Data -
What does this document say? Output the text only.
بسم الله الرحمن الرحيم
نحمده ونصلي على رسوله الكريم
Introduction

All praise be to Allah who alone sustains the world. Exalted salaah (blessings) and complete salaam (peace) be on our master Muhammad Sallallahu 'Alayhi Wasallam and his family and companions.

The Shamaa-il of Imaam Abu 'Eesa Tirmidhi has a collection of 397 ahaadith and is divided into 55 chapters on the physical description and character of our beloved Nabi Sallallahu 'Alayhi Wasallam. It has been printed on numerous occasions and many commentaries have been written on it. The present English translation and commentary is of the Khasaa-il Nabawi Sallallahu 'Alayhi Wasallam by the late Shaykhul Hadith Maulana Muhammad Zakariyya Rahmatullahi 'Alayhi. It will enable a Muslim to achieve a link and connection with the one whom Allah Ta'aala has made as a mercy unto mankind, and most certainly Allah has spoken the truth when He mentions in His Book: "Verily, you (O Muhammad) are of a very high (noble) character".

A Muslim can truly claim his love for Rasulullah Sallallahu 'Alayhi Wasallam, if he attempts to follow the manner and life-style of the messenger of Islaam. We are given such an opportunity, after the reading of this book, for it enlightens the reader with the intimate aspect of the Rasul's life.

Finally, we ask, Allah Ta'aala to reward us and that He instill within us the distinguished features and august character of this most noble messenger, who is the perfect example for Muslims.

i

Your goal - Take the lines above and retype all of them exactly.

Solved exercise -
What does this document say? Output the text only.
بسم الله الرحمن الرحيم
نحمده ونصلي على رسوله الكريم
Introduction

All praise be to Allah who alone sustains the world. Exalted salaah (blessings) and complete salaam (peace) be on our master Muhammad Sallallahu 'Alayhi Wasallam and his family and companions.

The Shamaa-il of Imaam Abu 'Eesa Tirmidhi has a collection of 397 ahaadith and is divided into 55 chapters on the physical description and character of our beloved Nabi Sallallahu 'Alayhi Wasallam. It has been printed on numerous occasions and many commentaries have been written on it. The present English translation and commentary is of the Khasaa-il Nabawi Sallallahu 'Alayhi Wasallam by the late Shaykhul Hadith Maulana Muhammad Zakariyya Rahmatullahi 'Alayhi. It will enable a Muslim to achieve a link and connection with the one whom Allah Ta'aala has made as a mercy unto mankind, and most certainly Allah has spoken the truth when He mentions in His Book: "Verily, you (O Muhammad) are of a very high (noble) character".

A Muslim can truly claim his love for Rasulullah Sallallahu 'Alayhi Wasallam, if he attempts to follow the manner and life-style of the messenger of Islaam. We are given such an opportunity, after the reading of this book, for it enlightens the reader with the intimate aspect of the Rasul's life.

Finally, we ask, Allah Ta'aala to reward us and that He instill within us the distinguished features and august character of this most noble messenger, who is the perfect example for Muslims.

i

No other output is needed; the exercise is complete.